* EXERCISE DESCRIPTION
From the entries below, gather every line containing the string "결과발표".

* Saved entries
--------------------------------

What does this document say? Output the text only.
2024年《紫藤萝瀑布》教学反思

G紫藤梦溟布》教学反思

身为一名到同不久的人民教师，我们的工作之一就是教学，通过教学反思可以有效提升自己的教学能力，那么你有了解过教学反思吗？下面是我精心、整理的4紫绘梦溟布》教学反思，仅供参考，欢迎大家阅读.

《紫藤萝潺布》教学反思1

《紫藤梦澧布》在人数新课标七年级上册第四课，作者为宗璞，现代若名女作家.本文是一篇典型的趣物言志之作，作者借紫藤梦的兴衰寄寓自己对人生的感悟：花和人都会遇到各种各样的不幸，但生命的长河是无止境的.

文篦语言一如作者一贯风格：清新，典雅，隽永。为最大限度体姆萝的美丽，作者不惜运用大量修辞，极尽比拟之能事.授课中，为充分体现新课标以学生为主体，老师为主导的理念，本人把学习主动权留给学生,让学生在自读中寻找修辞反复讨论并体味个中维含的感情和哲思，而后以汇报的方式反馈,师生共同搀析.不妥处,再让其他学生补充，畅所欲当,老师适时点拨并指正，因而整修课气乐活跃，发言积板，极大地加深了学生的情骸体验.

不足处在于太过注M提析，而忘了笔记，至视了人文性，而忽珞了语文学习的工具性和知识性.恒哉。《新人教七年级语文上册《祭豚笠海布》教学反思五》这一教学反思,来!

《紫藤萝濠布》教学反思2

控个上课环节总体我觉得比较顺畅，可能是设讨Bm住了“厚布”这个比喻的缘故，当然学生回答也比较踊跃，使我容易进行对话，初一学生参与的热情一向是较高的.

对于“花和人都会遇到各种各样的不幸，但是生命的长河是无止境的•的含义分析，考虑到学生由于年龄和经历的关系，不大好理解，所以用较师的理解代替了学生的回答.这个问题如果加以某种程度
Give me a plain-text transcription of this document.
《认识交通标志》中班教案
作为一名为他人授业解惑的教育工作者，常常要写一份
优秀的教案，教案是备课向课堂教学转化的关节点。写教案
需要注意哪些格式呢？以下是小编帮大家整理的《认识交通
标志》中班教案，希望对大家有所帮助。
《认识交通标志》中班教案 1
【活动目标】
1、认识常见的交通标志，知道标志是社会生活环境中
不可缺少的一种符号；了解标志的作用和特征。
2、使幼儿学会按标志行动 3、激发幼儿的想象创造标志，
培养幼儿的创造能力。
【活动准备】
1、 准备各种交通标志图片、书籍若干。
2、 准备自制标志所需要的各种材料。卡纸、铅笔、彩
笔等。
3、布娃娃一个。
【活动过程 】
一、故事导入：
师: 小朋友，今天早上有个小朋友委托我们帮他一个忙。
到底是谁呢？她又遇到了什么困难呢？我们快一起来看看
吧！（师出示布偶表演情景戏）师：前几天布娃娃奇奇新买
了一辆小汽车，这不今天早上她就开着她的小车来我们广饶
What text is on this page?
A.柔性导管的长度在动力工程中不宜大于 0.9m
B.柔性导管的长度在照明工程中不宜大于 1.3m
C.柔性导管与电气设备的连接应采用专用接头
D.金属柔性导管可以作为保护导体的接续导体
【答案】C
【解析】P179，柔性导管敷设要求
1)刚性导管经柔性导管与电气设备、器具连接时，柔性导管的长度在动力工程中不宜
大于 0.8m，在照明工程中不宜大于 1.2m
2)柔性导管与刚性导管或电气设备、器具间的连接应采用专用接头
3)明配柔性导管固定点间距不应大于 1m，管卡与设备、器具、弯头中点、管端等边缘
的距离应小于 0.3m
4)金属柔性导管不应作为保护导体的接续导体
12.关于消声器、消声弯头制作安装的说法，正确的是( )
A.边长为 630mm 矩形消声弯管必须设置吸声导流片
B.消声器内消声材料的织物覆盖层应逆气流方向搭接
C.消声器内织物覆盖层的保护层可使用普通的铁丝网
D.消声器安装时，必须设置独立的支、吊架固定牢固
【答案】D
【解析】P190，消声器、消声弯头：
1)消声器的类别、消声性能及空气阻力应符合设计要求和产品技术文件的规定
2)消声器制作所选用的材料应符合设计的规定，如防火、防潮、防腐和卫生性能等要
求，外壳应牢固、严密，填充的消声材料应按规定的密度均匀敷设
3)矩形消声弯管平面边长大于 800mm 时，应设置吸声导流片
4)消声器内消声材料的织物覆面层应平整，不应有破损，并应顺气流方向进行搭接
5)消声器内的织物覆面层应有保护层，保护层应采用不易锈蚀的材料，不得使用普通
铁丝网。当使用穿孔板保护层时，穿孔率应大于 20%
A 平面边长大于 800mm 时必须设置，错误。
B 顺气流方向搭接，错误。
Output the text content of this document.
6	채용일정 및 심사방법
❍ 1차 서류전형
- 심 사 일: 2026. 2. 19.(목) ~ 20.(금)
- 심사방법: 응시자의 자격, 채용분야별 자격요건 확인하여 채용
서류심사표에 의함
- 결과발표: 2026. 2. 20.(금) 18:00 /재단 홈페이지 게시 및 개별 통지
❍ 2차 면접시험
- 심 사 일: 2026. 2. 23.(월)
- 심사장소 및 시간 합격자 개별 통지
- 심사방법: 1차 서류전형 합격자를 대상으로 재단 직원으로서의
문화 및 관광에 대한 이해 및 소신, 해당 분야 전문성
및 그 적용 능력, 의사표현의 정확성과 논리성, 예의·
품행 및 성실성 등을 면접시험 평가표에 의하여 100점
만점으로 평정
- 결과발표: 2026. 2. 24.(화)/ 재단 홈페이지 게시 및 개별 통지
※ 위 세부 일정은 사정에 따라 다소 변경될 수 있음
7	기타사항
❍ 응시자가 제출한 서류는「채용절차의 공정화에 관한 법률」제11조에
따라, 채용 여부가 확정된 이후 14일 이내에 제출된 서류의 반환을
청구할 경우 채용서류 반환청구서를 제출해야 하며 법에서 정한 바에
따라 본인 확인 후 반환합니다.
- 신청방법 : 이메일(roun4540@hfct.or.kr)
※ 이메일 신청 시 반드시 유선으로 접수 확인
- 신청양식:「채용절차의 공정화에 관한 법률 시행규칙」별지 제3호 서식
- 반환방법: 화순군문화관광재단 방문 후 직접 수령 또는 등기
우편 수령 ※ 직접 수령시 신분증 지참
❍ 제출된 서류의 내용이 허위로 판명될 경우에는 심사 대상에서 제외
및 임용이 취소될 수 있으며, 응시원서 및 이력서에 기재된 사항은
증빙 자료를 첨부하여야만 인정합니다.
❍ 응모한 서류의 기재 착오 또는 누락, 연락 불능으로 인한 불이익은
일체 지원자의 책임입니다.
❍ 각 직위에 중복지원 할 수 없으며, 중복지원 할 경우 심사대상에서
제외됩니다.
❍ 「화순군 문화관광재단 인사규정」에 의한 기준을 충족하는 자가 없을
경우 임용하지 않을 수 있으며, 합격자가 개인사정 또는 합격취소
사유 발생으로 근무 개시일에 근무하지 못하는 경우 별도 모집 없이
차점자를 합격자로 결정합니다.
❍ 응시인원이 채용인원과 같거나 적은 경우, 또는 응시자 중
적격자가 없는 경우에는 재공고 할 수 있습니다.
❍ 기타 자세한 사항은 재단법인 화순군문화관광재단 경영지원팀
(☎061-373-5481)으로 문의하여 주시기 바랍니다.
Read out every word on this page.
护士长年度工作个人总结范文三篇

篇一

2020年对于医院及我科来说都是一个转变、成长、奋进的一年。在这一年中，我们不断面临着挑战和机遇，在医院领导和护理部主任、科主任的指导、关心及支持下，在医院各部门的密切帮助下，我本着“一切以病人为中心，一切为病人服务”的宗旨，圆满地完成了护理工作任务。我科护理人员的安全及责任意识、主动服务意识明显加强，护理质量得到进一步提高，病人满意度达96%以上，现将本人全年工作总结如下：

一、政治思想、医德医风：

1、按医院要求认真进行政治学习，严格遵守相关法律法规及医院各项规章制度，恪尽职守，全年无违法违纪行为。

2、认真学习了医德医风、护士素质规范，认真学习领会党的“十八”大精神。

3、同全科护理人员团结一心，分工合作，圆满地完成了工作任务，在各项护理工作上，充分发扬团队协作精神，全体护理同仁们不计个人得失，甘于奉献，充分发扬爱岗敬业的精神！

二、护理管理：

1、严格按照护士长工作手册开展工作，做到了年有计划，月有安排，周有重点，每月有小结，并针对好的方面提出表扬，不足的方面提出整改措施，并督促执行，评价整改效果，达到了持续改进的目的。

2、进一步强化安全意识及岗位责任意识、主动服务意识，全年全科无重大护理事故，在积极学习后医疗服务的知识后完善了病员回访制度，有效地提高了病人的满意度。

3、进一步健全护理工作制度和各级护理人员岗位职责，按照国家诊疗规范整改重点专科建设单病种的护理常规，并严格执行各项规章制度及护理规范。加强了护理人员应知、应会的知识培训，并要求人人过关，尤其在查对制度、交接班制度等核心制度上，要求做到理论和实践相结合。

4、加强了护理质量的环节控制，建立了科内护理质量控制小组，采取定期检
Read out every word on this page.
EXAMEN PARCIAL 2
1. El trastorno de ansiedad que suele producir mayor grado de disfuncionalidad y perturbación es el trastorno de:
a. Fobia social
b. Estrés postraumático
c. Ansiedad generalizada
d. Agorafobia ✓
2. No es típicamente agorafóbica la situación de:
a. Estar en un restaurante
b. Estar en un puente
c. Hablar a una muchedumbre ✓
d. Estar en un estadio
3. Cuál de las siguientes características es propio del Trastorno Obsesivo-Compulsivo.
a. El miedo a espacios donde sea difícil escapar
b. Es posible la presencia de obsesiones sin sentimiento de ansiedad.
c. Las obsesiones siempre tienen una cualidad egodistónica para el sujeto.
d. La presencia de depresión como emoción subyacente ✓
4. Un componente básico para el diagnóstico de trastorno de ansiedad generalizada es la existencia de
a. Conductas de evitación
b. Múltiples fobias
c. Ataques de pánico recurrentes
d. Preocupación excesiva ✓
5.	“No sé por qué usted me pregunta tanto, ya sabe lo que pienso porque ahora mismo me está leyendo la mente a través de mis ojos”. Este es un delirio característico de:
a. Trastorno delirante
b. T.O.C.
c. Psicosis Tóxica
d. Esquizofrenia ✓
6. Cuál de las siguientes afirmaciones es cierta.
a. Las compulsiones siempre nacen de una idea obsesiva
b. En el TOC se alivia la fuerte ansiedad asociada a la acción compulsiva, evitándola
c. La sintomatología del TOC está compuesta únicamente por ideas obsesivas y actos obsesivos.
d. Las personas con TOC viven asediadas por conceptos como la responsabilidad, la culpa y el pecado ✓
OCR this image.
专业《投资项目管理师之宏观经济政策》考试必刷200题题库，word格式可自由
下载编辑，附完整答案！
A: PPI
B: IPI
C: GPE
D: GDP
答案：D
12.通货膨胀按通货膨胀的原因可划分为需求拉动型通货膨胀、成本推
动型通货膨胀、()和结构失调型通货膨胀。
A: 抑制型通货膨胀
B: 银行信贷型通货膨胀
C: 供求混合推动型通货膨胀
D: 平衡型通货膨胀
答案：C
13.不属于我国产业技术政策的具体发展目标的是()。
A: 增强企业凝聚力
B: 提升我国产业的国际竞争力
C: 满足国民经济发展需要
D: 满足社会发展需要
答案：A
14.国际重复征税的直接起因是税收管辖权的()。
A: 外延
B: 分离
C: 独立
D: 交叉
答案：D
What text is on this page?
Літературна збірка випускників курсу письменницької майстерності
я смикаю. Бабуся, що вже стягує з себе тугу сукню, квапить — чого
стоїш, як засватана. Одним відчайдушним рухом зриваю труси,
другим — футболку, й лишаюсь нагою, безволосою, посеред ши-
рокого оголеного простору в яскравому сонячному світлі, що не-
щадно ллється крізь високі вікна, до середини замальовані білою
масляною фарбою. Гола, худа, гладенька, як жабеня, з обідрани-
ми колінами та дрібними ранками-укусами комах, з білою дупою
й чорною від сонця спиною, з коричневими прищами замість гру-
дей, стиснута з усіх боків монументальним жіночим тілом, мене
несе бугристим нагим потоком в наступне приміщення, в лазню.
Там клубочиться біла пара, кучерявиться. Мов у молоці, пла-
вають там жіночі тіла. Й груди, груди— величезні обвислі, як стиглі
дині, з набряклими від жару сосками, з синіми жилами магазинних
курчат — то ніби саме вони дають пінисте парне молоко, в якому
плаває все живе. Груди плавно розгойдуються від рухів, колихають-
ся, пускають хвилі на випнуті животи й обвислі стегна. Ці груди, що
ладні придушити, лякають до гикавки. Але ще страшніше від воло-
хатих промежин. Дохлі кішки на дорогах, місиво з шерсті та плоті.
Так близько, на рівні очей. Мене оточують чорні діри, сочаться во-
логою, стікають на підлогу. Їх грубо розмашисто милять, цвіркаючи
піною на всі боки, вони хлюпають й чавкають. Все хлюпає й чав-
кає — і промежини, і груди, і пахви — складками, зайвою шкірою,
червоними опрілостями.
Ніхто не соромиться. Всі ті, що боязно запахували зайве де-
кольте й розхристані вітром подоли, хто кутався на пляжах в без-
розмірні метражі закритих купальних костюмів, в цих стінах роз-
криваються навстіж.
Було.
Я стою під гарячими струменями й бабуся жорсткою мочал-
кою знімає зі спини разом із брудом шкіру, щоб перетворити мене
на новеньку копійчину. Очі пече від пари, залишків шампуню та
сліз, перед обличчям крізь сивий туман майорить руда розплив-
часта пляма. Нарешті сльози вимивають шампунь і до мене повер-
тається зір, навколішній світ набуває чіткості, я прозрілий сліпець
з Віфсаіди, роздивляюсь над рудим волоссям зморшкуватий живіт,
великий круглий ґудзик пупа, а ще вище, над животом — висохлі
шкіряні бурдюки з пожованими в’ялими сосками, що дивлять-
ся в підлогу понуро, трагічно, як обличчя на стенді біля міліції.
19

--------------------------------

* RESULT OF THE EXERCISE
- 결과발표: 2026. 2. 20.(금) 18:00 /재단 홈페이지 게시 및 개별 통지
- 결과발표: 2026. 2. 24.(화)/ 재단 홈페이지 게시 및 개별 통지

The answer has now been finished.